Find each line with "name" and copy it.
○ ○ ○ ○ ○
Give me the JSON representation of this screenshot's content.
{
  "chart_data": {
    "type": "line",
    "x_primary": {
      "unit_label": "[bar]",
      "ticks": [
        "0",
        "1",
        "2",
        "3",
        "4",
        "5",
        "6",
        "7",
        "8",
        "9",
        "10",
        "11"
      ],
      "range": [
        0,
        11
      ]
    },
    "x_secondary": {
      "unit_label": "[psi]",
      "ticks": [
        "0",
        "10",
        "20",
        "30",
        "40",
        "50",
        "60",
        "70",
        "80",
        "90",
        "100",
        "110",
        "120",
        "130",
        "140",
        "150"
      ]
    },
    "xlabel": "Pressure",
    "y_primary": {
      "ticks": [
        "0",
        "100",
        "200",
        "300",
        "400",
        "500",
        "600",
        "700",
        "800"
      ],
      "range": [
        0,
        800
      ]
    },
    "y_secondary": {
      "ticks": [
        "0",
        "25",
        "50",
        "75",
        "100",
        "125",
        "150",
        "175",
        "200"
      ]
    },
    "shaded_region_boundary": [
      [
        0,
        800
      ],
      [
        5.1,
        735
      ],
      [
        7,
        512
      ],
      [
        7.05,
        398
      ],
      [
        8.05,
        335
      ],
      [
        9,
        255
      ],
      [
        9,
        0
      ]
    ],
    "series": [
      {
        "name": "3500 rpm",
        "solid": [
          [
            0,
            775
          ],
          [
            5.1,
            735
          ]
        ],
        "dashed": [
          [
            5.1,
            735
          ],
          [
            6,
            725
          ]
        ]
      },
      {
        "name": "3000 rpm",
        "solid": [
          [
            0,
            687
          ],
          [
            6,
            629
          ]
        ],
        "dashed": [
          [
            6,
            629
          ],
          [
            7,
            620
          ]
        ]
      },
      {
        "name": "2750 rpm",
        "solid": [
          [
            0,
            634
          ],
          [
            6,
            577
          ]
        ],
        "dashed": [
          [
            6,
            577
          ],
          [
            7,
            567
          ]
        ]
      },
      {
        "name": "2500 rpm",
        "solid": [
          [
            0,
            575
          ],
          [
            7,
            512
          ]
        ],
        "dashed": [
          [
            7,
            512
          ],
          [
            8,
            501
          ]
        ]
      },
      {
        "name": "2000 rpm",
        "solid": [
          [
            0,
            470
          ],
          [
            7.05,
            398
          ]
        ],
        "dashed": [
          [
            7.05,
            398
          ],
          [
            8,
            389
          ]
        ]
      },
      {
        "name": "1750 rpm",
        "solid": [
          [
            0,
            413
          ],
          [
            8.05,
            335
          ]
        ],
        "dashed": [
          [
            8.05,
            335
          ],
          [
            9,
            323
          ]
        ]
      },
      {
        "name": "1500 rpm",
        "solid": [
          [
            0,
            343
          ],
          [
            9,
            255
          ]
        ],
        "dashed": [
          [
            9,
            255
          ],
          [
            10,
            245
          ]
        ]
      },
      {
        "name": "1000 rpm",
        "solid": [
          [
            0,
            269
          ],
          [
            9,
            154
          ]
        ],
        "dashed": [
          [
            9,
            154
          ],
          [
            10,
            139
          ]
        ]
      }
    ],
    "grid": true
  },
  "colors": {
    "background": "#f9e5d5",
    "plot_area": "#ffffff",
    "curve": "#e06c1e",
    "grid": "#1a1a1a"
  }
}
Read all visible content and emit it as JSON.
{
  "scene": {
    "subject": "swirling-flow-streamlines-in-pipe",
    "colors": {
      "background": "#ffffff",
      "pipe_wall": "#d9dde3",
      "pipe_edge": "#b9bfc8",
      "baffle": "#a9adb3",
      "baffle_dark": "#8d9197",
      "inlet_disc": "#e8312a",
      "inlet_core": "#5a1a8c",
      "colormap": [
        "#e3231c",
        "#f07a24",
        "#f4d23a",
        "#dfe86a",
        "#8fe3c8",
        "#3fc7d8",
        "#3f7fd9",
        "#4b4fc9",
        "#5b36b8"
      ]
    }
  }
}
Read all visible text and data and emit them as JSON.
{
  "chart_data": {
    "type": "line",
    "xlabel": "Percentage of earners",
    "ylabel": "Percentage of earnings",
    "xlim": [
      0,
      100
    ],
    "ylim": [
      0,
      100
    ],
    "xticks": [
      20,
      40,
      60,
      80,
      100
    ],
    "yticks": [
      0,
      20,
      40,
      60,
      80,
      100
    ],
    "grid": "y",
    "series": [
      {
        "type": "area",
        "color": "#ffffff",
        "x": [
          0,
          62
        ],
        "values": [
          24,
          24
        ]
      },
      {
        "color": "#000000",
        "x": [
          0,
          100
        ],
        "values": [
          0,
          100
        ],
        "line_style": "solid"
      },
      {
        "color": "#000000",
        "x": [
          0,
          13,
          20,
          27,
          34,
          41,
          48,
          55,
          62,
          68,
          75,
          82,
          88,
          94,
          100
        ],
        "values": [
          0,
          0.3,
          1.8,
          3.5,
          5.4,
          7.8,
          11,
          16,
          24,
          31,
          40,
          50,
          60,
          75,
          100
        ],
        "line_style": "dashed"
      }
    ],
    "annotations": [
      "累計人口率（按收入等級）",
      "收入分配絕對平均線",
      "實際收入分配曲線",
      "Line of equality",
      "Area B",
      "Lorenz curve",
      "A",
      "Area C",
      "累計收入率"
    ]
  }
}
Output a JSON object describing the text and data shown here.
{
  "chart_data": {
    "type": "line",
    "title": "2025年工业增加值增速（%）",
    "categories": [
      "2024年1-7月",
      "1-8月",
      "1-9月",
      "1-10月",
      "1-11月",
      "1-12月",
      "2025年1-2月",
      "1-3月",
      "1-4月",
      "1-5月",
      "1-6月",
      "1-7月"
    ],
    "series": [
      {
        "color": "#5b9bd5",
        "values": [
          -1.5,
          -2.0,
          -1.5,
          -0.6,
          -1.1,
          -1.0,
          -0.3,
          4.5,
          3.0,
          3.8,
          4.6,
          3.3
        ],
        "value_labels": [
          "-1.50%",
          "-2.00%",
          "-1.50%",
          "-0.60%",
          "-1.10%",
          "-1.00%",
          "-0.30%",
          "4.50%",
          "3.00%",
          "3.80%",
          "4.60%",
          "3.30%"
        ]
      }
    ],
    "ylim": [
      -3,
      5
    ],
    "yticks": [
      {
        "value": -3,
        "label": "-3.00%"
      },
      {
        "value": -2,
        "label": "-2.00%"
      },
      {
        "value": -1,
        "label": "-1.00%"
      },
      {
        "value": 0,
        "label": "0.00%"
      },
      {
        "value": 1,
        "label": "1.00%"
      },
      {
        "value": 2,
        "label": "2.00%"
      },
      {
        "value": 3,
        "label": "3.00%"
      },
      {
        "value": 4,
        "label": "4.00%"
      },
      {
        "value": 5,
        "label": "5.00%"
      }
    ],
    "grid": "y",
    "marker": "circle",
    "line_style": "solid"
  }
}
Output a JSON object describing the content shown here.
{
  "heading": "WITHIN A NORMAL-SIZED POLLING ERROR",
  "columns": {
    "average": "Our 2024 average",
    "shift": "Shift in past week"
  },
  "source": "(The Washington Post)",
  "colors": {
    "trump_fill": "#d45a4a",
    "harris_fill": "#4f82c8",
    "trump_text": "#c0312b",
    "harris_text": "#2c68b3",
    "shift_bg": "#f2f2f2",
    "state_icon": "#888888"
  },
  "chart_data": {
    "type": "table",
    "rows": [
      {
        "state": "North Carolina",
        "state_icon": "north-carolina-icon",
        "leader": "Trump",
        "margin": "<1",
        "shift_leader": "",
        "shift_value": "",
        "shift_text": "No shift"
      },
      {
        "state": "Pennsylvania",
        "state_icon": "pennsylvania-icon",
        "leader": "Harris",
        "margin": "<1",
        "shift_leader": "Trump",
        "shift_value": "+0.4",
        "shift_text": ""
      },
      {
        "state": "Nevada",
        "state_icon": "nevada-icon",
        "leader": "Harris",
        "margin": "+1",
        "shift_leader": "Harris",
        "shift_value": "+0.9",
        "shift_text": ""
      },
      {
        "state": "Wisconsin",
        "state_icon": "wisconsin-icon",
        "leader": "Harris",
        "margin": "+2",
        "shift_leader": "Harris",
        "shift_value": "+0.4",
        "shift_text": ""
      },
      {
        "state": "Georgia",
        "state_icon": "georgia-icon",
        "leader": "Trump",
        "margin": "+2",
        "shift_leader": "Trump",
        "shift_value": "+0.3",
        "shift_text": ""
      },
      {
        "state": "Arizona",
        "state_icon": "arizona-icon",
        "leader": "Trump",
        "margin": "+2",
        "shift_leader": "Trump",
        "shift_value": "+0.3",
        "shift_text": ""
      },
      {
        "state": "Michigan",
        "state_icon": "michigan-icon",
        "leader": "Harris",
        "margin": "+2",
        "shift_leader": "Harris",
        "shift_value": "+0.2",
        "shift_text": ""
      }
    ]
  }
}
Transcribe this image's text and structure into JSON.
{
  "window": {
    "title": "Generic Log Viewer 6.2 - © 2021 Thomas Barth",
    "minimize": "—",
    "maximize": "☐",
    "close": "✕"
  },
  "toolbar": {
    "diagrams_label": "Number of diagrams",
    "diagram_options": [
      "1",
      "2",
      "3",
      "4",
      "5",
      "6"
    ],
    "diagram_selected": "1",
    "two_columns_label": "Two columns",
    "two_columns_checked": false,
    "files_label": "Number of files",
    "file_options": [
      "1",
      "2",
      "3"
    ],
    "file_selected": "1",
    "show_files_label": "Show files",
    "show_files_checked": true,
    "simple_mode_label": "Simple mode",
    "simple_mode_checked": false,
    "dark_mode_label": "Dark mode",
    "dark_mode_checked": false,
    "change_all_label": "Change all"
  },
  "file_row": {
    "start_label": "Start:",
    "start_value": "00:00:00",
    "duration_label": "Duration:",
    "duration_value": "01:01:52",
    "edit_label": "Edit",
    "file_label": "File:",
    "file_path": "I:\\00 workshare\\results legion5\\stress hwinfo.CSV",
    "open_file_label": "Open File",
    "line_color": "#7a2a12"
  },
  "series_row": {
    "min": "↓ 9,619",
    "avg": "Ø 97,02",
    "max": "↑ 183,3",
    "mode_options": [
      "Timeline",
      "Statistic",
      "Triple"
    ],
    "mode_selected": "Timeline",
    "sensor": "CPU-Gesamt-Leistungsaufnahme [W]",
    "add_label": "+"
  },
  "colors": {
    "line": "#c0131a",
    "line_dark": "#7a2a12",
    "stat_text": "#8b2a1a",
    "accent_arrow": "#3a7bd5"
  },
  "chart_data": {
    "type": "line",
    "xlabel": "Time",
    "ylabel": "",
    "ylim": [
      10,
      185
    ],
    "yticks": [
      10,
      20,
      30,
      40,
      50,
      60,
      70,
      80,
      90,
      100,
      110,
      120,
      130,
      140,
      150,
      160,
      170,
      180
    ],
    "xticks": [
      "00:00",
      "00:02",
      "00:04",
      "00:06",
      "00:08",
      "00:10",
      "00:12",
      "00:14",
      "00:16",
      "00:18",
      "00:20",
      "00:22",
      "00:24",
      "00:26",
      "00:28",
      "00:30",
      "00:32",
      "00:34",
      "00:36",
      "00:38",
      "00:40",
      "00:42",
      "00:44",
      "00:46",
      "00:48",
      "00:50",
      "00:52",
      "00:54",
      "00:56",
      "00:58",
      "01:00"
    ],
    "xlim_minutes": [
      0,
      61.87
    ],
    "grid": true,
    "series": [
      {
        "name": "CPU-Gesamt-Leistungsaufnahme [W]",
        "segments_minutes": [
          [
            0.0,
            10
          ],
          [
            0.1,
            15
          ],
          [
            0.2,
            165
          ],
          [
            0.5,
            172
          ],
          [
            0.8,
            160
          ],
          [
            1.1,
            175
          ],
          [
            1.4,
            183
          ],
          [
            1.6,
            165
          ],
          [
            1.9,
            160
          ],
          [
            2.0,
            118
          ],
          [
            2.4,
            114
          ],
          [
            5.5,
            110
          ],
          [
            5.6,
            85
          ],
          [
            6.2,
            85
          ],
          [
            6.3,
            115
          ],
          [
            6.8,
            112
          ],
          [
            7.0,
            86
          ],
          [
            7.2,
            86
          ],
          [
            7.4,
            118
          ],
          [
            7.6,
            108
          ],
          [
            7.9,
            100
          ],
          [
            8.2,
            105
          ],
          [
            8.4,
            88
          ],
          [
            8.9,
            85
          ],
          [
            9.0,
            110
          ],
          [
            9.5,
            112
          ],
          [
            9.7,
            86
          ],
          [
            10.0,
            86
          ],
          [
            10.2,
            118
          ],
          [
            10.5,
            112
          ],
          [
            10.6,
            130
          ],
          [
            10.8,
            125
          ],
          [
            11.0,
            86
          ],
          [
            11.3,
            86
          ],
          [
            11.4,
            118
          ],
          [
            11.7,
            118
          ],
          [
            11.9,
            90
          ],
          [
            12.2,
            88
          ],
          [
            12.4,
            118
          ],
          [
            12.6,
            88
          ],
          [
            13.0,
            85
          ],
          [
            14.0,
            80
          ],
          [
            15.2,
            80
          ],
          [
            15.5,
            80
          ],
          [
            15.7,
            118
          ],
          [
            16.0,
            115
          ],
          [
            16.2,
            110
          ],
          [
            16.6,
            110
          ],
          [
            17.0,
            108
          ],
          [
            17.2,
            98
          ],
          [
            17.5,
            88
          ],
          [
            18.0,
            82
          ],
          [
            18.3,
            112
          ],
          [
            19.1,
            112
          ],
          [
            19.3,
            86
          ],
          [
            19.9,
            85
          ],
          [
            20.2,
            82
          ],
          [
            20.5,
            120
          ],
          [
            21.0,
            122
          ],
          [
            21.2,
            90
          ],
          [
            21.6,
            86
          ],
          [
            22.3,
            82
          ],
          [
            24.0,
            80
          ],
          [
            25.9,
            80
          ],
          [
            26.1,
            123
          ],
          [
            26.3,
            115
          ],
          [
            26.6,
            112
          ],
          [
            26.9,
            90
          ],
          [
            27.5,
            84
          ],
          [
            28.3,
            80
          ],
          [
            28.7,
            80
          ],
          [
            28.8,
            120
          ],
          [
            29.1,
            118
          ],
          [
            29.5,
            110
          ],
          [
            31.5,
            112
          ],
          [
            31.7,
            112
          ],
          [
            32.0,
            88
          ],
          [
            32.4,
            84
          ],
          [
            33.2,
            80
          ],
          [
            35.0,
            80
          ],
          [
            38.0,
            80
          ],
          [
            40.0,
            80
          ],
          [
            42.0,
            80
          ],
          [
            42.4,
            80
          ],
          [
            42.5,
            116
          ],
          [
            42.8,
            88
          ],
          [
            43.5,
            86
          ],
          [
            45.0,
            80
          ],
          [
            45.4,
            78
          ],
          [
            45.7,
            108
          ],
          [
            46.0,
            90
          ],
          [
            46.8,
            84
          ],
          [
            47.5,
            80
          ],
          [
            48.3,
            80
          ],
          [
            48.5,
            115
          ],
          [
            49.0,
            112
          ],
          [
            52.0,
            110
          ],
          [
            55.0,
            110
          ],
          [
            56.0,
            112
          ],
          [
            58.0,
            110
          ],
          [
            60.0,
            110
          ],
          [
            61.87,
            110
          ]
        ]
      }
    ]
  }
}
○ ○ ○ ○ ○
_THE REPLY_.
        "name": "3500 rpm",
        "name": "3000 rpm",
        "name": "2750 rpm",
        "name": "2500 rpm",
        "name": "2000 rpm",
        "name": "1750 rpm",
        "name": "1500 rpm",
        "name": "1000 rpm",
        "name": "CPU-Gesamt-Leistungsaufnahme [W]",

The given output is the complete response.